> _AIM OF THE TASK_: Review the lines that follow and copy each one that contains the word "менее".

> _EXCERPTED DATA_:
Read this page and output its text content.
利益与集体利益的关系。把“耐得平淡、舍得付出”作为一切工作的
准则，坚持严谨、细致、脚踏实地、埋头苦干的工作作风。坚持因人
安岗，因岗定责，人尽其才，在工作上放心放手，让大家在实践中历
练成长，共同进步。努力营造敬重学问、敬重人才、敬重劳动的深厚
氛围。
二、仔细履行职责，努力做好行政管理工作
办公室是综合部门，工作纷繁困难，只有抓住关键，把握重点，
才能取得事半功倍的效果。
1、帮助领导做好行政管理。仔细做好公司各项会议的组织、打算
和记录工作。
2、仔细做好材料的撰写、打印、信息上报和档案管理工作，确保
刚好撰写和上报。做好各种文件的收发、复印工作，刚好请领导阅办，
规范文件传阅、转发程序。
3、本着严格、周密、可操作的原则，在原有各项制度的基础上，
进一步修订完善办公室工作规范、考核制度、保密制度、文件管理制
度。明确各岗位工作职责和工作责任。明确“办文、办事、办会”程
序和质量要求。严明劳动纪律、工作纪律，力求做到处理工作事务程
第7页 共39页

--

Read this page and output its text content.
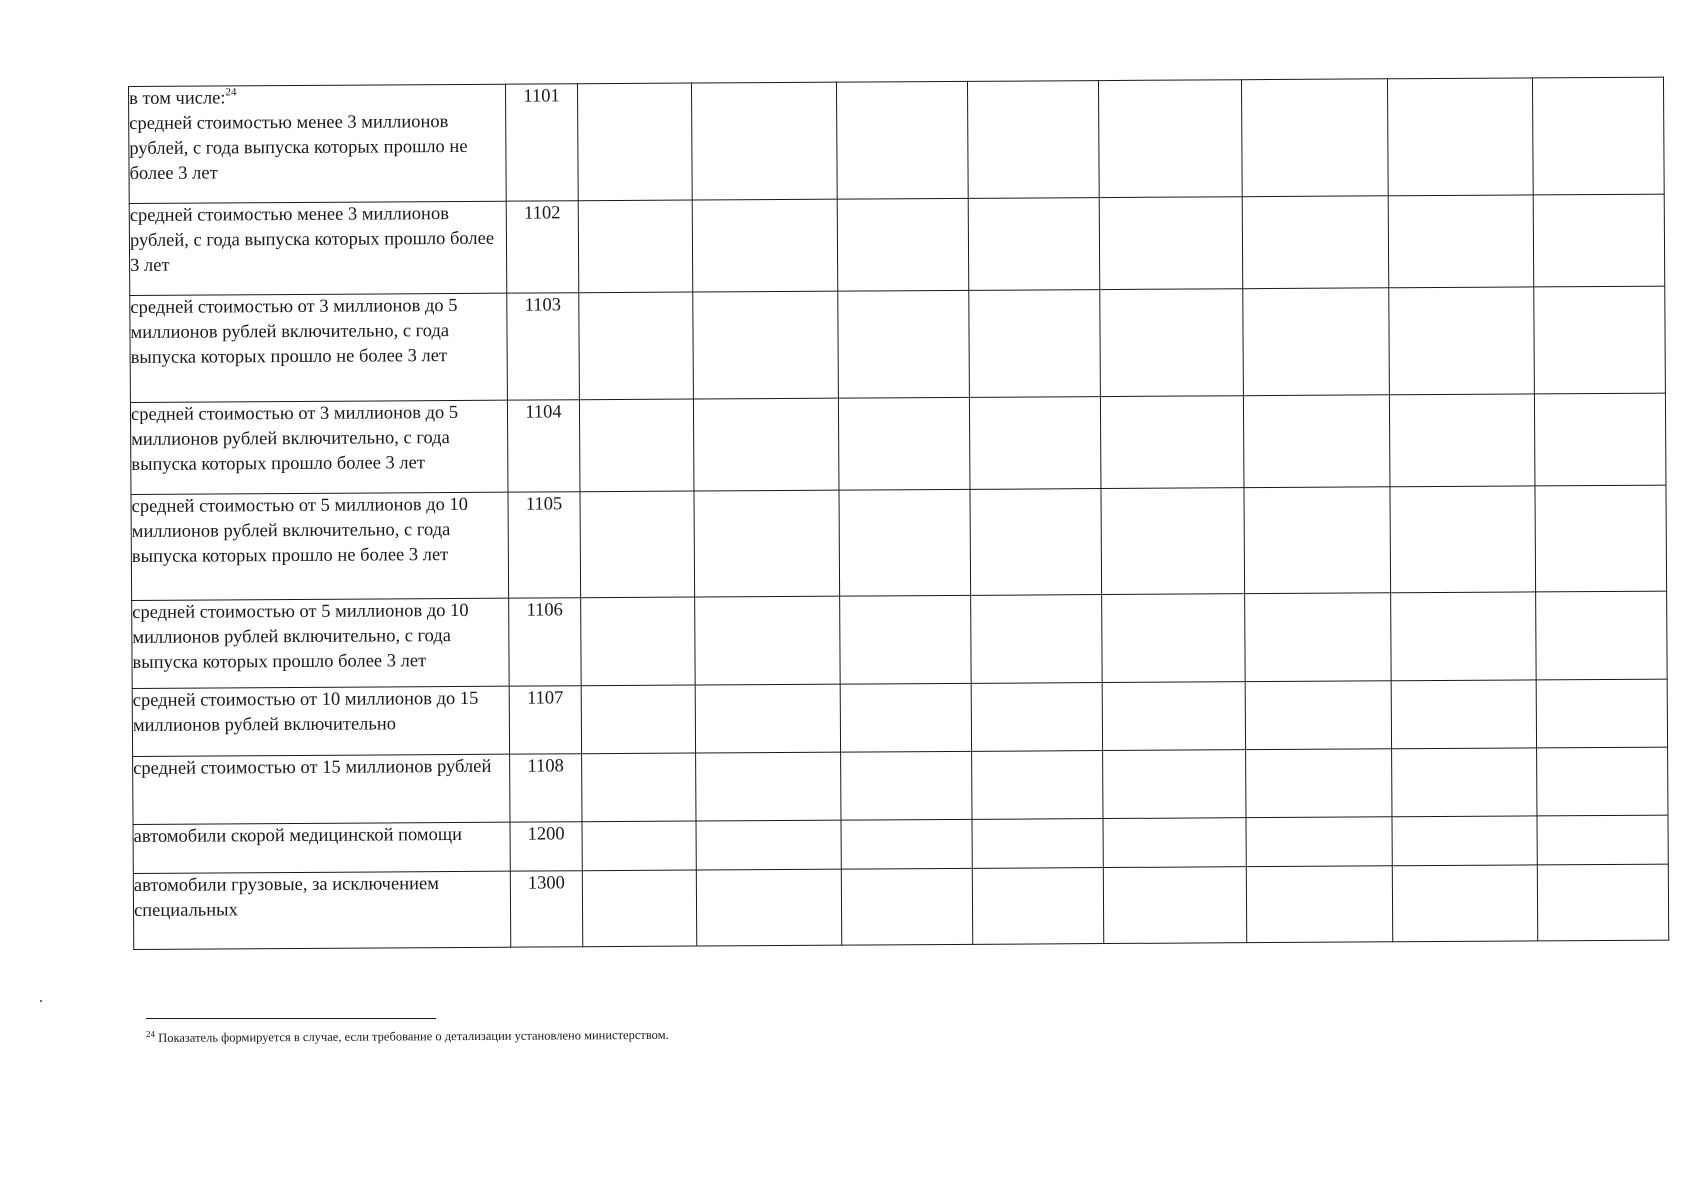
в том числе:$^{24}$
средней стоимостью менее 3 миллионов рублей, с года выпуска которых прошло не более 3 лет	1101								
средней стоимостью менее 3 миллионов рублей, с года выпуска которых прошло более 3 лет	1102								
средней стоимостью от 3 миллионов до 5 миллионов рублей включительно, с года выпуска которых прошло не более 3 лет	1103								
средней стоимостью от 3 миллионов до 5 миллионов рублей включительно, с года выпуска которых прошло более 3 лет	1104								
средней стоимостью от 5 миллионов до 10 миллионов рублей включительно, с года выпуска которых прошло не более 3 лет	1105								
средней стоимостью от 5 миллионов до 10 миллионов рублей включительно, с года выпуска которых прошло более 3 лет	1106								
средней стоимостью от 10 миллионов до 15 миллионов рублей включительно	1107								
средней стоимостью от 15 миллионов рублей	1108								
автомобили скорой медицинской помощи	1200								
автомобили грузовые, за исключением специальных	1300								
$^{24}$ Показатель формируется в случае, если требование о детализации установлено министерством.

--

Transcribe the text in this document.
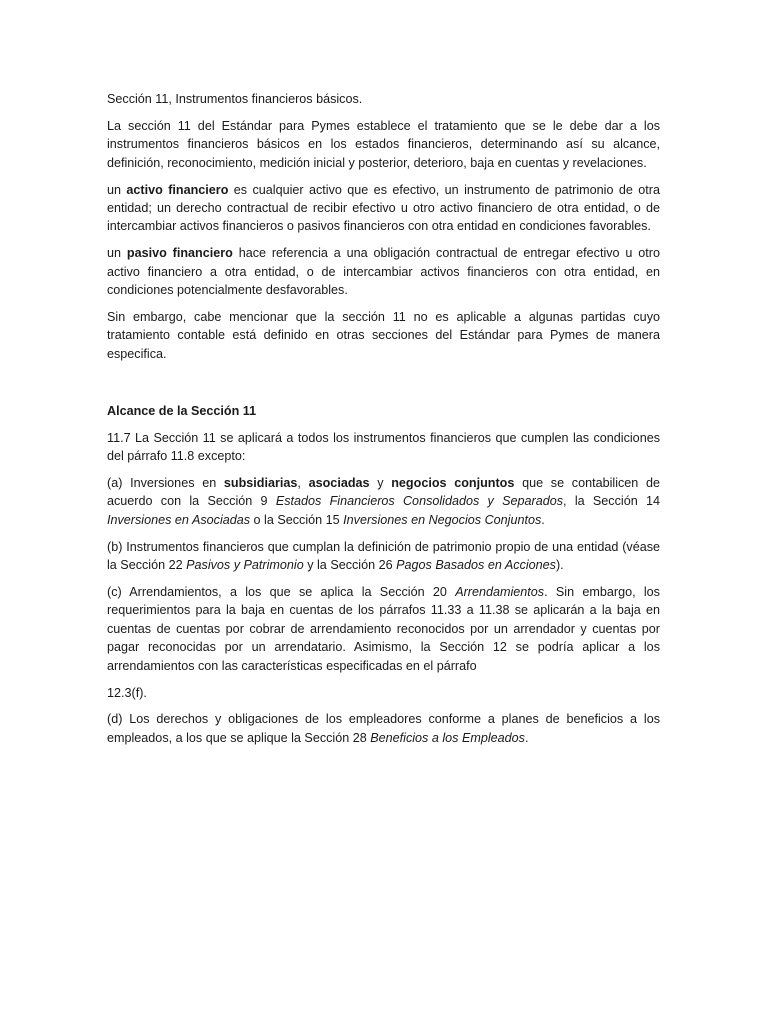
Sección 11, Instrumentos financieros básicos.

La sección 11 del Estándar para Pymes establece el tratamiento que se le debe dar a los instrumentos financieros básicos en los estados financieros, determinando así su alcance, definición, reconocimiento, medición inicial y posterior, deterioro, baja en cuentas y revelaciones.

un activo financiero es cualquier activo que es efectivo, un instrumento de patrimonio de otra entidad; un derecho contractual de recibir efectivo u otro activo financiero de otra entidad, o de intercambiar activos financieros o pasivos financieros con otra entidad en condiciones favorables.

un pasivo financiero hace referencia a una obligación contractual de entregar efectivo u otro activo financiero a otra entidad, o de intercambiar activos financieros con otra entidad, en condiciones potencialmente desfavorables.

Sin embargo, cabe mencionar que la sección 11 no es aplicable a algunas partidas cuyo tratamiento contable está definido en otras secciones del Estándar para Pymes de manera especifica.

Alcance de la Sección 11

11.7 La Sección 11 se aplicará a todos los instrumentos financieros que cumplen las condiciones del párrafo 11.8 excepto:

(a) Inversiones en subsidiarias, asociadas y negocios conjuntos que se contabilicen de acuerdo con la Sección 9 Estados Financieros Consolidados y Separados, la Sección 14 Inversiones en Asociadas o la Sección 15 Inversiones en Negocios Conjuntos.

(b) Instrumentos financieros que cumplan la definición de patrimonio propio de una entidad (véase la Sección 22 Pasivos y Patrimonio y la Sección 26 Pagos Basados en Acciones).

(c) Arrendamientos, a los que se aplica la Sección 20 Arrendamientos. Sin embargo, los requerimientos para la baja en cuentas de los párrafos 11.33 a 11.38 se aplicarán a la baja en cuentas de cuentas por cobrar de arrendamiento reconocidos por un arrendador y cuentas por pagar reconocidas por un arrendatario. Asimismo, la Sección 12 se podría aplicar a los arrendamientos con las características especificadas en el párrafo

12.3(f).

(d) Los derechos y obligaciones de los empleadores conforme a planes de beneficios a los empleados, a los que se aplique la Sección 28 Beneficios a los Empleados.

> _COMPLETED EXERCISE_:
средней стоимостью менее 3 миллионов рублей, с года выпуска которых прошло не более 3 лет	1101								
средней стоимостью менее 3 миллионов рублей, с года выпуска которых прошло более 3 лет	1102								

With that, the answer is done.